▶ [TASK STATEMENT] Take every line from the listing below that includes "CoolFlash" and copy it.
•••••
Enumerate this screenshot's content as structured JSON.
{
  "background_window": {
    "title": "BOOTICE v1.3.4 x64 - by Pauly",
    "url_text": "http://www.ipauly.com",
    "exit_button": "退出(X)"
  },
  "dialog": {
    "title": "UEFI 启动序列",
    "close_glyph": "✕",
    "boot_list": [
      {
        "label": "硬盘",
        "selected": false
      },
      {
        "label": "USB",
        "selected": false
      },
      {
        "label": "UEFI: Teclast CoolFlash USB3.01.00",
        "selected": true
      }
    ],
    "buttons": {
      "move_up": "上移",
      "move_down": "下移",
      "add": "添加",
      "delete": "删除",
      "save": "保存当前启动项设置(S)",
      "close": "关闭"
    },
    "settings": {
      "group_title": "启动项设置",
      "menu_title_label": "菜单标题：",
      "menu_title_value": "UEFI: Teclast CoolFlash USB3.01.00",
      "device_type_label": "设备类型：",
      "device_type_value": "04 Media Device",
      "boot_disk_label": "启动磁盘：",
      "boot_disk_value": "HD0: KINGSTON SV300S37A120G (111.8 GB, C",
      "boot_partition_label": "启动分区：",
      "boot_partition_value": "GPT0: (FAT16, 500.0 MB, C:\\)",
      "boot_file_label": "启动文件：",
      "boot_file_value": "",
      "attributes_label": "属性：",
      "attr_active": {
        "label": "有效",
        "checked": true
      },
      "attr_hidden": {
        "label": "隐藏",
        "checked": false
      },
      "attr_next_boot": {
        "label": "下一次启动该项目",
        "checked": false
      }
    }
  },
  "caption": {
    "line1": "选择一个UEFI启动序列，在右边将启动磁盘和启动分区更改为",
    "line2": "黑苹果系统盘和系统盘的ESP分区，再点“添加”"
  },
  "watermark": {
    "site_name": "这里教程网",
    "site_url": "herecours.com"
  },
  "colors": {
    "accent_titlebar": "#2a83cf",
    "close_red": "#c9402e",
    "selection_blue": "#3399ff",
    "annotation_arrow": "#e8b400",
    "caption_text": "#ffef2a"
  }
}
•••••
▶ [ANSWER BELOW]
        "label": "UEFI: Teclast CoolFlash USB3.01.00",
      "menu_title_value": "UEFI: Teclast CoolFlash USB3.01.00",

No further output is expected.